● **WRITTEN INSTRUCTION**
Repeat the lines that follow, leaving nothing out.

[Dataset items]
(begin)

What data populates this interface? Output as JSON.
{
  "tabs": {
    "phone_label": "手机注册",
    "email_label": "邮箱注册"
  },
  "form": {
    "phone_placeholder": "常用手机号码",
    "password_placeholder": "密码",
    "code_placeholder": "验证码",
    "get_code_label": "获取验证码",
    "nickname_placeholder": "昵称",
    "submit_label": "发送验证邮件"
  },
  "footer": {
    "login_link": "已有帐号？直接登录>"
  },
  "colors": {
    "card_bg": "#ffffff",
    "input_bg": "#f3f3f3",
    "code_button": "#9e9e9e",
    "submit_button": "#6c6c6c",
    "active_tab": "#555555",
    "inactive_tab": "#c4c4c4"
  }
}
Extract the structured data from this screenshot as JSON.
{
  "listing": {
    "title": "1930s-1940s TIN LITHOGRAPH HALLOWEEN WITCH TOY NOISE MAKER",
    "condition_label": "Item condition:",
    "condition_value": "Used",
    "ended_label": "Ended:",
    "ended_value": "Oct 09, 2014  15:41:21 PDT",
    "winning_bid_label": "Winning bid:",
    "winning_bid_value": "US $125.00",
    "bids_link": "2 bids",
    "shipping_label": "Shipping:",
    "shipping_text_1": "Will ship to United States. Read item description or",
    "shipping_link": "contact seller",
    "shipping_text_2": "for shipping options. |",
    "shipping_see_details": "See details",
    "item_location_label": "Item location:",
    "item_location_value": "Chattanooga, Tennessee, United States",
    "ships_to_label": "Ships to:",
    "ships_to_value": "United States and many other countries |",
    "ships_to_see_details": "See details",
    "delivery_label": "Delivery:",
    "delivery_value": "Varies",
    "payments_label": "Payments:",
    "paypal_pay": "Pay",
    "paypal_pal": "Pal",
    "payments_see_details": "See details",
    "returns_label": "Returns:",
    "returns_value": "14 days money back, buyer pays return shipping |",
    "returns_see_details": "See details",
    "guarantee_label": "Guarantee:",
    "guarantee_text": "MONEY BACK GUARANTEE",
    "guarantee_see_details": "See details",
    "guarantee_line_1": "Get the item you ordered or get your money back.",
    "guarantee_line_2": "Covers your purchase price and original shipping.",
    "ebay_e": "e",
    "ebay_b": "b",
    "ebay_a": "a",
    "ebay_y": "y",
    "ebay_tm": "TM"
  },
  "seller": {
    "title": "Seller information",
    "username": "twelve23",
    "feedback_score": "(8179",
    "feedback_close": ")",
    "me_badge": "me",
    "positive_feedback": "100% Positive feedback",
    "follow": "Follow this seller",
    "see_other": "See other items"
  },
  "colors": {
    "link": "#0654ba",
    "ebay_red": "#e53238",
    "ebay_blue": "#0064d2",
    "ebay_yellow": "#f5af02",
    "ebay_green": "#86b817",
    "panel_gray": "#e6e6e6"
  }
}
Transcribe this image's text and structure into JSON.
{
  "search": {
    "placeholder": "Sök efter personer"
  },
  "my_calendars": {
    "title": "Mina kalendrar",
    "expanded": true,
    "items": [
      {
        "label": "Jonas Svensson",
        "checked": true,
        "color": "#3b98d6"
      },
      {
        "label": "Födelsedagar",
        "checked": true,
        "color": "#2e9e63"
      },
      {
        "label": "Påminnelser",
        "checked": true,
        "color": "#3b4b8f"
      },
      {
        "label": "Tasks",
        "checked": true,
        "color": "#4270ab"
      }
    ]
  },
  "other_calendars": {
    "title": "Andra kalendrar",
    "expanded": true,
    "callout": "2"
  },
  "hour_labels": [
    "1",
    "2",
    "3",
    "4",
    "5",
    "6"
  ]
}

(end)

● **SOLUTION FOR THIS TASK**
What data populates this interface? Output as JSON.
{
  "tabs": {
    "phone_label": "手机注册",
    "email_label": "邮箱注册"
  },
  "form": {
    "phone_placeholder": "常用手机号码",
    "password_placeholder": "密码",
    "code_placeholder": "验证码",
    "get_code_label": "获取验证码",
    "nickname_placeholder": "昵称",
    "submit_label": "发送验证邮件"
  },
  "footer": {
    "login_link": "已有帐号？直接登录>"
  },
  "colors": {
    "card_bg": "#ffffff",
    "input_bg": "#f3f3f3",
    "code_button": "#9e9e9e",
    "submit_button": "#6c6c6c",
    "active_tab": "#555555",
    "inactive_tab": "#c4c4c4"
  }
}
Extract the structured data from this screenshot as JSON.
{
  "listing": {
    "title": "1930s-1940s TIN LITHOGRAPH HALLOWEEN WITCH TOY NOISE MAKER",
    "condition_label": "Item condition:",
    "condition_value": "Used",
    "ended_label": "Ended:",
    "ended_value": "Oct 09, 2014  15:41:21 PDT",
    "winning_bid_label": "Winning bid:",
    "winning_bid_value": "US $125.00",
    "bids_link": "2 bids",
    "shipping_label": "Shipping:",
    "shipping_text_1": "Will ship to United States. Read item description or",
    "shipping_link": "contact seller",
    "shipping_text_2": "for shipping options. |",
    "shipping_see_details": "See details",
    "item_location_label": "Item location:",
    "item_location_value": "Chattanooga, Tennessee, United States",
    "ships_to_label": "Ships to:",
    "ships_to_value": "United States and many other countries |",
    "ships_to_see_details": "See details",
    "delivery_label": "Delivery:",
    "delivery_value": "Varies",
    "payments_label": "Payments:",
    "paypal_pay": "Pay",
    "paypal_pal": "Pal",
    "payments_see_details": "See details",
    "returns_label": "Returns:",
    "returns_value": "14 days money back, buyer pays return shipping |",
    "returns_see_details": "See details",
    "guarantee_label": "Guarantee:",
    "guarantee_text": "MONEY BACK GUARANTEE",
    "guarantee_see_details": "See details",
    "guarantee_line_1": "Get the item you ordered or get your money back.",
    "guarantee_line_2": "Covers your purchase price and original shipping.",
    "ebay_e": "e",
    "ebay_b": "b",
    "ebay_a": "a",
    "ebay_y": "y",
    "ebay_tm": "TM"
  },
  "seller": {
    "title": "Seller information",
    "username": "twelve23",
    "feedback_score": "(8179",
    "feedback_close": ")",
    "me_badge": "me",
    "positive_feedback": "100% Positive feedback",
    "follow": "Follow this seller",
    "see_other": "See other items"
  },
  "colors": {
    "link": "#0654ba",
    "ebay_red": "#e53238",
    "ebay_blue": "#0064d2",
    "ebay_yellow": "#f5af02",
    "ebay_green": "#86b817",
    "panel_gray": "#e6e6e6"
  }
}
Transcribe this image's text and structure into JSON.
{
  "search": {
    "placeholder": "Sök efter personer"
  },
  "my_calendars": {
    "title": "Mina kalendrar",
    "expanded": true,
    "items": [
      {
        "label": "Jonas Svensson",
        "checked": true,
        "color": "#3b98d6"
      },
      {
        "label": "Födelsedagar",
        "checked": true,
        "color": "#2e9e63"
      },
      {
        "label": "Påminnelser",
        "checked": true,
        "color": "#3b4b8f"
      },
      {
        "label": "Tasks",
        "checked": true,
        "color": "#4270ab"
      }
    ]
  },
  "other_calendars": {
    "title": "Andra kalendrar",
    "expanded": true,
    "callout": "2"
  },
  "hour_labels": [
    "1",
    "2",
    "3",
    "4",
    "5",
    "6"
  ]
}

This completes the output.